[START OF Raw records]

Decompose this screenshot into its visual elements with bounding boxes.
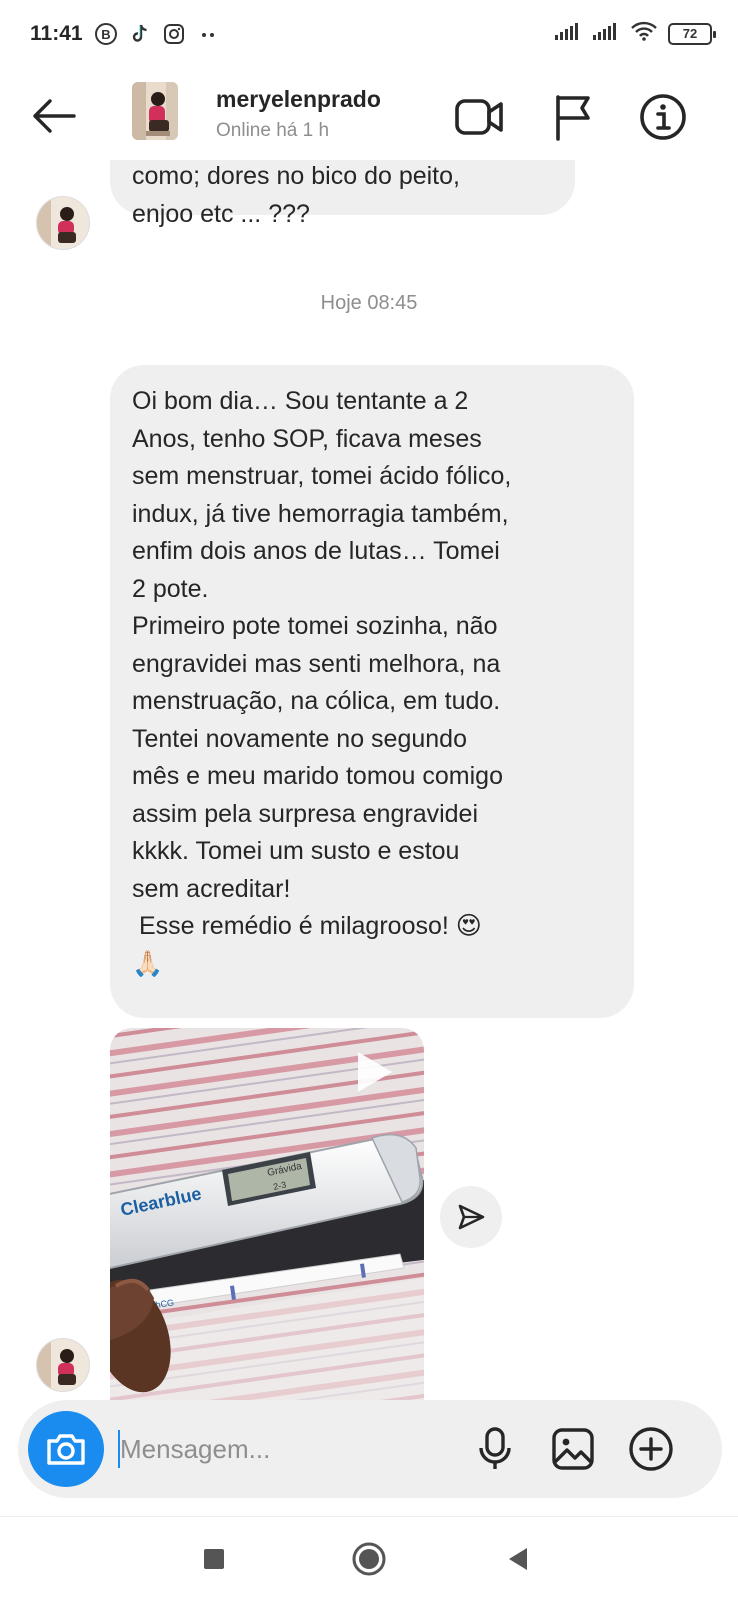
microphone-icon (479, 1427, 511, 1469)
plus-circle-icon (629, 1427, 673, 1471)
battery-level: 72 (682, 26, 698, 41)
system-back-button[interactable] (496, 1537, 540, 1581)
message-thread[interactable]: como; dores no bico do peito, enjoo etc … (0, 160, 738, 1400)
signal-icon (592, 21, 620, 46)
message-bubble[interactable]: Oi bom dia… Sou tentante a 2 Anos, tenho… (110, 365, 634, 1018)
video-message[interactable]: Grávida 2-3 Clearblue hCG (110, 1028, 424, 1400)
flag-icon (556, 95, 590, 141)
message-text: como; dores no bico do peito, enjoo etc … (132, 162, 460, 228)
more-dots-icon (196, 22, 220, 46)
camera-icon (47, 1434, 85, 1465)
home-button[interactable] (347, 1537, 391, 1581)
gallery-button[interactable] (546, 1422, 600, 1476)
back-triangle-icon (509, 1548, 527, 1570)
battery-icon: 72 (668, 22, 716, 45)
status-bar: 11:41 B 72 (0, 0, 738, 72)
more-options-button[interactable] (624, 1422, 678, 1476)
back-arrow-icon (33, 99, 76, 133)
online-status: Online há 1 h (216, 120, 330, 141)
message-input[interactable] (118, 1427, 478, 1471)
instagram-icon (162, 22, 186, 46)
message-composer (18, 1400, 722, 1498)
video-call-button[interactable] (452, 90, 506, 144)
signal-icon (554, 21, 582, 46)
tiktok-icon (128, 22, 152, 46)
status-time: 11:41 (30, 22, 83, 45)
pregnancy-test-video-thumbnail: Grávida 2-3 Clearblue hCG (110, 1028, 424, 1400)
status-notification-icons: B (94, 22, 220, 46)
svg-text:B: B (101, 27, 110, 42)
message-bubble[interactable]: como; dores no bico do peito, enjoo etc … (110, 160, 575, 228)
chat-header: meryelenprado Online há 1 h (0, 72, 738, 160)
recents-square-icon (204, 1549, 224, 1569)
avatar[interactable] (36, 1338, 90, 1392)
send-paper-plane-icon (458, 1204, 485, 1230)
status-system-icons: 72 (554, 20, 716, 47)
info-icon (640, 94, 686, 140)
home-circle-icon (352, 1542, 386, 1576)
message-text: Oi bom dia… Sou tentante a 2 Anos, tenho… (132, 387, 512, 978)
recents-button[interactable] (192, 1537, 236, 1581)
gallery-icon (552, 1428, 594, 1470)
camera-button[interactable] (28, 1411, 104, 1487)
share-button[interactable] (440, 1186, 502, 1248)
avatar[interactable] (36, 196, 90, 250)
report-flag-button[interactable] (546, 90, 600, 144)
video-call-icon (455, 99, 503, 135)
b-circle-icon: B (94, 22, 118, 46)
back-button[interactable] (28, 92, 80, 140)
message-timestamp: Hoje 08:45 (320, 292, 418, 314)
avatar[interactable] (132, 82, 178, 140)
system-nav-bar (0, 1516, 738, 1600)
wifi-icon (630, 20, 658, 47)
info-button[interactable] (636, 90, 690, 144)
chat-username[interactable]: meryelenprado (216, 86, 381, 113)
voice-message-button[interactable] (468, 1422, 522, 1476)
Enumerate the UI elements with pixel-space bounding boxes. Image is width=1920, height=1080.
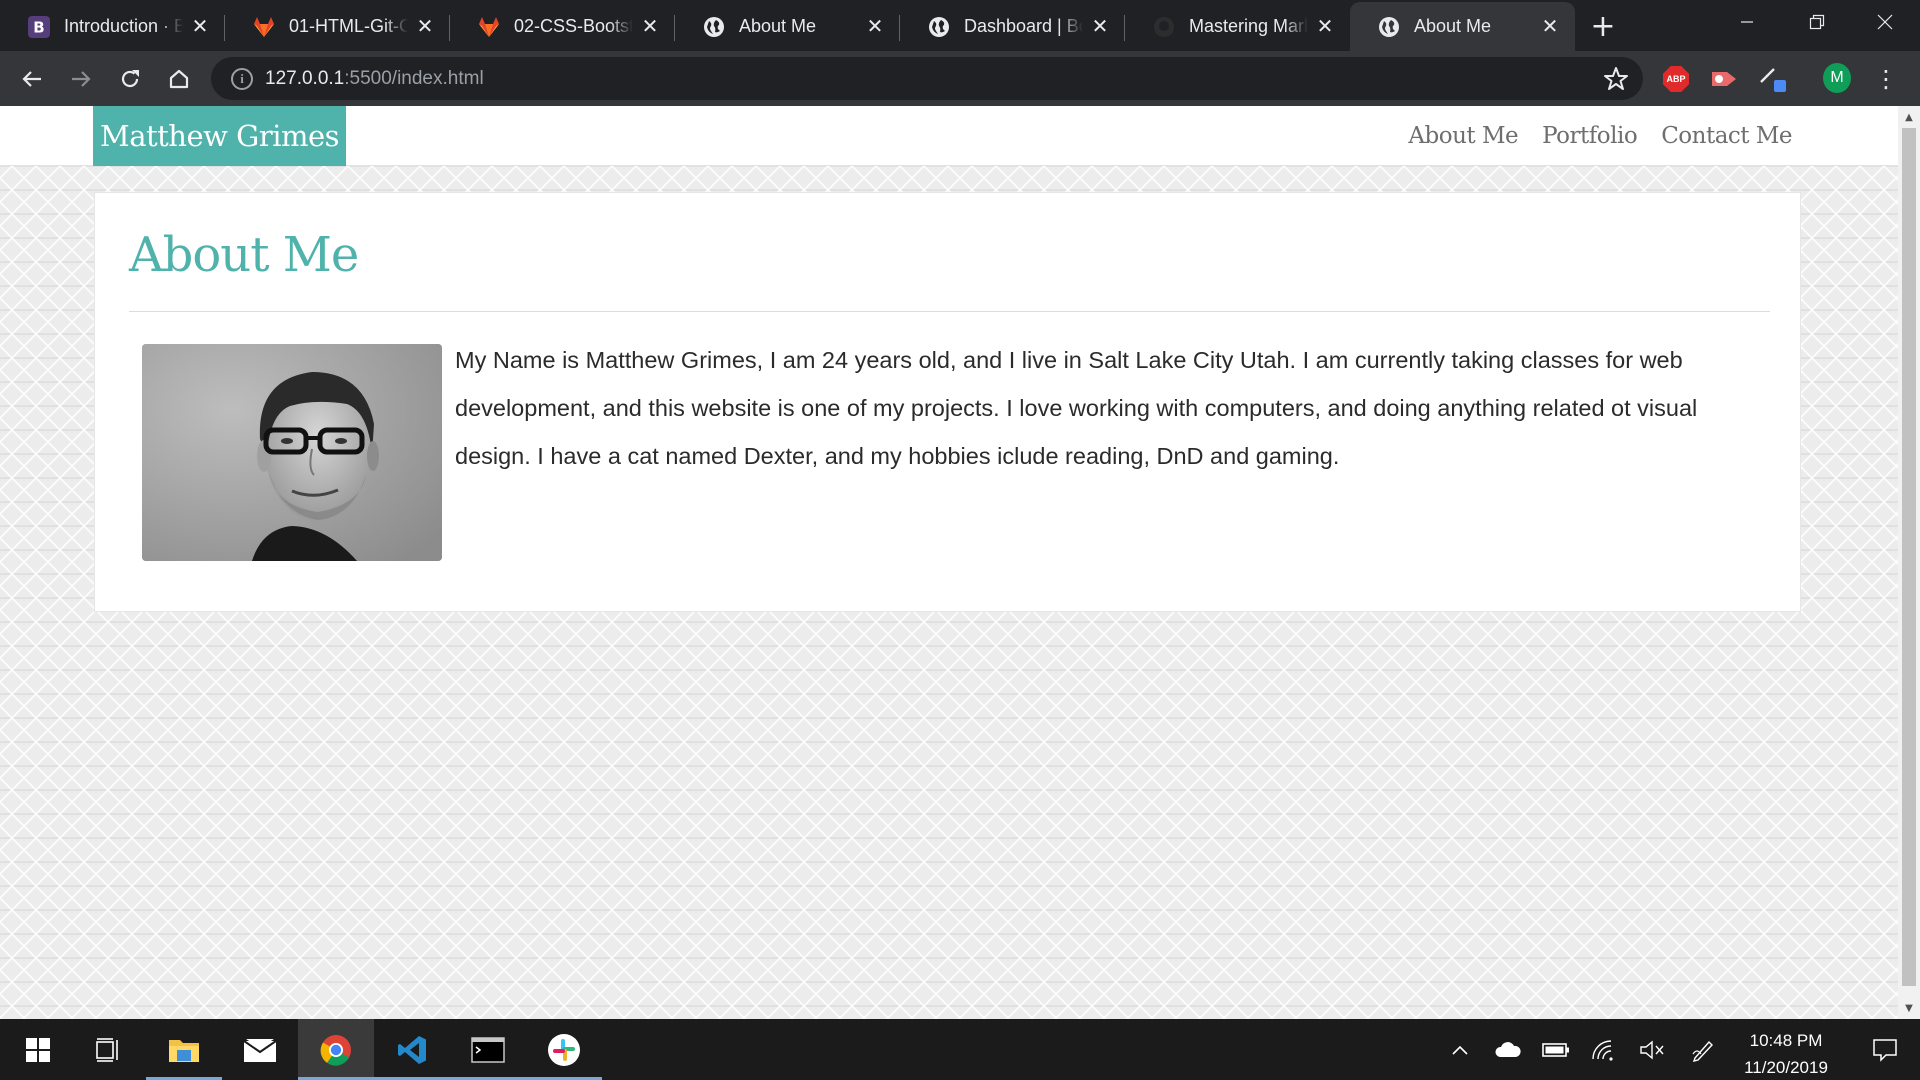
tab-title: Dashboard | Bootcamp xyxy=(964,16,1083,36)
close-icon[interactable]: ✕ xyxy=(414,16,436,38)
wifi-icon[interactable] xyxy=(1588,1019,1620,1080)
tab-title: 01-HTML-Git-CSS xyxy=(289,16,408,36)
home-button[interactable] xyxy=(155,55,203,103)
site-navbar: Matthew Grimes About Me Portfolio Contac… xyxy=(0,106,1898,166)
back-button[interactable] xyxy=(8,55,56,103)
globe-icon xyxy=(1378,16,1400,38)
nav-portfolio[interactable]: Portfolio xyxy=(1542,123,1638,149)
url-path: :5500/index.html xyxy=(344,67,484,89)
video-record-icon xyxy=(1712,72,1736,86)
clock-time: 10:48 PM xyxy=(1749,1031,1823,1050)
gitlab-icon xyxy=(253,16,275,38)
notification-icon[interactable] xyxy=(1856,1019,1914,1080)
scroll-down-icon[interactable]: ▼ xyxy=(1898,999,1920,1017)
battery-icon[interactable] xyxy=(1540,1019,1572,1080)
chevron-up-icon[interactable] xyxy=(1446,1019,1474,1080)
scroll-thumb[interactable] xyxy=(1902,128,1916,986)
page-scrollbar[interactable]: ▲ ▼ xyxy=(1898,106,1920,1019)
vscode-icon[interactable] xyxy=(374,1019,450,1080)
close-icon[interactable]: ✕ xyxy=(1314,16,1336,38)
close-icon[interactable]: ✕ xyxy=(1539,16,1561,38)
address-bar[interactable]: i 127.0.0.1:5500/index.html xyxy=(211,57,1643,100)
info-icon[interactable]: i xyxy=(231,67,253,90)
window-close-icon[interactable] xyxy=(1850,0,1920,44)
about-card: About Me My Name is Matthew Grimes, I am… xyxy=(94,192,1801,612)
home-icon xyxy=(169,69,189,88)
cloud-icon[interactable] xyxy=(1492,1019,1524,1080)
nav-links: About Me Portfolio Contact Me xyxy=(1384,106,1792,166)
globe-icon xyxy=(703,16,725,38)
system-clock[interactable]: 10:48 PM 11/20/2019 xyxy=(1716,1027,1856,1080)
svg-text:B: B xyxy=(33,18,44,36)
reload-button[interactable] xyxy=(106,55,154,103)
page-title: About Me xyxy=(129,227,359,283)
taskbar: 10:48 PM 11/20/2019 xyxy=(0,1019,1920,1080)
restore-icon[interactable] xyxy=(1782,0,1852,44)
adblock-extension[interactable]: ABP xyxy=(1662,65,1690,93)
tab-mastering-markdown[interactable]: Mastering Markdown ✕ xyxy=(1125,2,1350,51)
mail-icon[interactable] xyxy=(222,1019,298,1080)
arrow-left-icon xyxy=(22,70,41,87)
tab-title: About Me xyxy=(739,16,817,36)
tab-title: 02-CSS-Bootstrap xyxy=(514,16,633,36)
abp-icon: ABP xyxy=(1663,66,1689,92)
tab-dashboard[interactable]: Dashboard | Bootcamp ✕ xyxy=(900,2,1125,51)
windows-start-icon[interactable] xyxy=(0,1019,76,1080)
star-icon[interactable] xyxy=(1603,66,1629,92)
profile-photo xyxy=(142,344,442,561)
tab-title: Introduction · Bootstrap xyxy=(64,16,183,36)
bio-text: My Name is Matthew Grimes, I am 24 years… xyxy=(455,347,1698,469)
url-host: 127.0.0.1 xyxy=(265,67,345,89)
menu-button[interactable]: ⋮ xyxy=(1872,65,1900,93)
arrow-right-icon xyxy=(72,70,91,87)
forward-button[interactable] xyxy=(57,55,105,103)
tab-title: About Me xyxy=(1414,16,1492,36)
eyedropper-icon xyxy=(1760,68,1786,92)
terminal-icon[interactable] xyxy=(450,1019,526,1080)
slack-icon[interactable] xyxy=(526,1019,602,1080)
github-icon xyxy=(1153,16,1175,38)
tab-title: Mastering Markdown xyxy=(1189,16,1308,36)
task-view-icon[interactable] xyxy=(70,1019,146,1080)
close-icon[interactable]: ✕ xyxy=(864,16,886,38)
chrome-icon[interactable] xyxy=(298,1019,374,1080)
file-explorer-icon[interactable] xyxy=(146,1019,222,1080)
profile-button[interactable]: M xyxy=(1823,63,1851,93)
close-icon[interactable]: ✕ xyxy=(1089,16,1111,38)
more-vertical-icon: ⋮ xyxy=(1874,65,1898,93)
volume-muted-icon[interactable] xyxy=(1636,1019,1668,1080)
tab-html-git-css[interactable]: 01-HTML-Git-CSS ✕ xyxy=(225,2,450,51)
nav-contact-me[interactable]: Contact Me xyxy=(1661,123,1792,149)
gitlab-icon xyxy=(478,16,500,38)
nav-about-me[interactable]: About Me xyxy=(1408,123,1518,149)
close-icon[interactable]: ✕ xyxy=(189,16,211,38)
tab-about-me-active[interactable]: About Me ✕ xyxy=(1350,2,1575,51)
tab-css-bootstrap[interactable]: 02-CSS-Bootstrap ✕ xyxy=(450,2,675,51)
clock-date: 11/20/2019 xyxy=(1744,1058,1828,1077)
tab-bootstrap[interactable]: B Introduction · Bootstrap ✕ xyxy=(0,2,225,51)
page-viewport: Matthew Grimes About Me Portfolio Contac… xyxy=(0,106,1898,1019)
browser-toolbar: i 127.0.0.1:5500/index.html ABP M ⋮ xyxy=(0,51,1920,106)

[END OF Raw records]

> **What this task involves**: Can you return everything in the material from the line containing "microphone-icon (479, 1427, 511, 1469)" down to the line containing "status-bar: 11:41 B 72 (0, 0, 738, 72)", including both of those lines, without changing anything?

> **Response to the task**:
microphone-icon (479, 1427, 511, 1469)
plus-circle-icon (629, 1427, 673, 1471)
battery-level: 72 (682, 26, 698, 41)
system-back-button[interactable] (496, 1537, 540, 1581)
message-thread[interactable]: como; dores no bico do peito, enjoo etc … (0, 160, 738, 1400)
signal-icon (592, 21, 620, 46)
message-bubble[interactable]: Oi bom dia… Sou tentante a 2 Anos, tenho… (110, 365, 634, 1018)
video-message[interactable]: Grávida 2-3 Clearblue hCG (110, 1028, 424, 1400)
flag-icon (556, 95, 590, 141)
message-text: como; dores no bico do peito, enjoo etc … (132, 162, 460, 228)
more-dots-icon (196, 22, 220, 46)
camera-icon (47, 1434, 85, 1465)
home-button[interactable] (347, 1537, 391, 1581)
gallery-button[interactable] (546, 1422, 600, 1476)
back-triangle-icon (509, 1548, 527, 1570)
battery-icon: 72 (668, 22, 716, 45)
status-bar: 11:41 B 72 (0, 0, 738, 72)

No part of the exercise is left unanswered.